STATED GOAL — Give only the number of lines in the records that include the string "title".

— BEGIN GIVEN DATA —

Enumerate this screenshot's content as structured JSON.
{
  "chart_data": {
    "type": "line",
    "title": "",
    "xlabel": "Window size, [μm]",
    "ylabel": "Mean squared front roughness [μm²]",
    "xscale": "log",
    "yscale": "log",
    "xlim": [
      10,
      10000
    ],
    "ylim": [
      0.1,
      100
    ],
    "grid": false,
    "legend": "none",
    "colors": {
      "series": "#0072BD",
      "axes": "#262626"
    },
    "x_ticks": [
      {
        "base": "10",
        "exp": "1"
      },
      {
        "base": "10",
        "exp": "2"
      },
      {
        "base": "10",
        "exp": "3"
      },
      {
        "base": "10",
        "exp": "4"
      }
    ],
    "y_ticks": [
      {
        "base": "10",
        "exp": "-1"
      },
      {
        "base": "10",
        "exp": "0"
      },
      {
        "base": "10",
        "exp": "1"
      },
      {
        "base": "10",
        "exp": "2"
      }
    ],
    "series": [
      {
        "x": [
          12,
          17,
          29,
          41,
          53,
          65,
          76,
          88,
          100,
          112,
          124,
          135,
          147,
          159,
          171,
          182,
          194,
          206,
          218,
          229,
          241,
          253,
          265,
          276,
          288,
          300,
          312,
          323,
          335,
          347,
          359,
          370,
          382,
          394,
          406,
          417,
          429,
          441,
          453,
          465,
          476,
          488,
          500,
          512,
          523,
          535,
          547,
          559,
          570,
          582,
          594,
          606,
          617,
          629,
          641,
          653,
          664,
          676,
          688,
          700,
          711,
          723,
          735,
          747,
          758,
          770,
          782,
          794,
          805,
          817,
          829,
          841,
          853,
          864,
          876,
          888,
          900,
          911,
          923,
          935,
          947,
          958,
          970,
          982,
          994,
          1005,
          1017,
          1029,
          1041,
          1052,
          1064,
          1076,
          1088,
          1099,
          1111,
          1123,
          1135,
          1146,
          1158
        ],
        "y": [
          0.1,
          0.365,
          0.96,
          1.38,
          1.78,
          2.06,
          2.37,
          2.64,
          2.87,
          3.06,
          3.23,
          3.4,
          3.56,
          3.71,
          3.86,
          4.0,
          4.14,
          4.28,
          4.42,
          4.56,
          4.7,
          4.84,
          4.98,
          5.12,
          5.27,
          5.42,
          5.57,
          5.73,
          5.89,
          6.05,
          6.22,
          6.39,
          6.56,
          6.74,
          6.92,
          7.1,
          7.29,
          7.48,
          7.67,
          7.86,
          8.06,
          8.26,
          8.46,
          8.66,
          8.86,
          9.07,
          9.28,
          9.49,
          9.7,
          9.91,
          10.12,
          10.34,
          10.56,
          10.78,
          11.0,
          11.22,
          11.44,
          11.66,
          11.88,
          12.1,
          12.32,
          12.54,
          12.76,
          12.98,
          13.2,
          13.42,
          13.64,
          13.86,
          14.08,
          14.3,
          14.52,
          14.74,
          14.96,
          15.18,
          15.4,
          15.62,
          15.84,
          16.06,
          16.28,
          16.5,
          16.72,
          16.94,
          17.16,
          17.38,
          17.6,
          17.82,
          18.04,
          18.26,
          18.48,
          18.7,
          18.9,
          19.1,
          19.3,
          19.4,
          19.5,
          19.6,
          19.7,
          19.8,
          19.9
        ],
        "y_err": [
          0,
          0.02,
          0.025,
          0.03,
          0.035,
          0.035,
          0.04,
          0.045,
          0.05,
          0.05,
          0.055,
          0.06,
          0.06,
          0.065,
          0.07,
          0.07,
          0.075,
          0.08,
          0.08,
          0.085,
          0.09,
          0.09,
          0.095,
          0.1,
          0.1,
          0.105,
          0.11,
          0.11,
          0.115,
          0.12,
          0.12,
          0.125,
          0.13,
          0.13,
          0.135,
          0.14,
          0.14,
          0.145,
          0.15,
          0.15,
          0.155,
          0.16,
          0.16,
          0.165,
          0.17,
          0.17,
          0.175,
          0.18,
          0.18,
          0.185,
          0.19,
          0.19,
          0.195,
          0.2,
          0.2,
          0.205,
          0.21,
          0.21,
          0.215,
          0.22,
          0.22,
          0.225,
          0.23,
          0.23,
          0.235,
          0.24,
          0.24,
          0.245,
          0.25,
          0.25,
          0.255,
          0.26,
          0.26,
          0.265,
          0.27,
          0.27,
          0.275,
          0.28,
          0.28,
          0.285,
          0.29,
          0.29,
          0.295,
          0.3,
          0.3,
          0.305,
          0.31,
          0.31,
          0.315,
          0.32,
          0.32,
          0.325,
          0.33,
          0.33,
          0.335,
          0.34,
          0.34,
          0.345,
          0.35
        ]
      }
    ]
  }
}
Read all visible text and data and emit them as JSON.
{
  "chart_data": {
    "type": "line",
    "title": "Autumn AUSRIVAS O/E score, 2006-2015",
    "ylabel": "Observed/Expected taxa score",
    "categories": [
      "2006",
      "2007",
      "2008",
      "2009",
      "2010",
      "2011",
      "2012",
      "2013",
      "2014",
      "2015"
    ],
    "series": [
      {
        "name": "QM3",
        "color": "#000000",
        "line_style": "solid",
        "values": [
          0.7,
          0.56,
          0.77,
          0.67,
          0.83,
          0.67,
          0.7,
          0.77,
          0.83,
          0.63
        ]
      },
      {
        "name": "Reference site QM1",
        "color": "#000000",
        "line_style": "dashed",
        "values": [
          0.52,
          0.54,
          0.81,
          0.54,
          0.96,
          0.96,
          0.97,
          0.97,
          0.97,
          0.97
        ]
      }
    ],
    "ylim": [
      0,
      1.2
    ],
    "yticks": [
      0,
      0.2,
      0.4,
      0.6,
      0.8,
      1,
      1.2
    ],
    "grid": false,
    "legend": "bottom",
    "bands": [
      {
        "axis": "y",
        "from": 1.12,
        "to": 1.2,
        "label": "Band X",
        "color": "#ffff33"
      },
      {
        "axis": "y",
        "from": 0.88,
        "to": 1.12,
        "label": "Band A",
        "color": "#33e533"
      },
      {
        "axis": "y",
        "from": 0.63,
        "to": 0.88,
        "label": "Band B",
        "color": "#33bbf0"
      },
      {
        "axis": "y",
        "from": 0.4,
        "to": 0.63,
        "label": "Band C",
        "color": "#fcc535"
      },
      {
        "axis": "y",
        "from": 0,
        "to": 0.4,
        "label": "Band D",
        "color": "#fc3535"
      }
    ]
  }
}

— END GIVEN DATA —

REPLY TO THE TASK — 2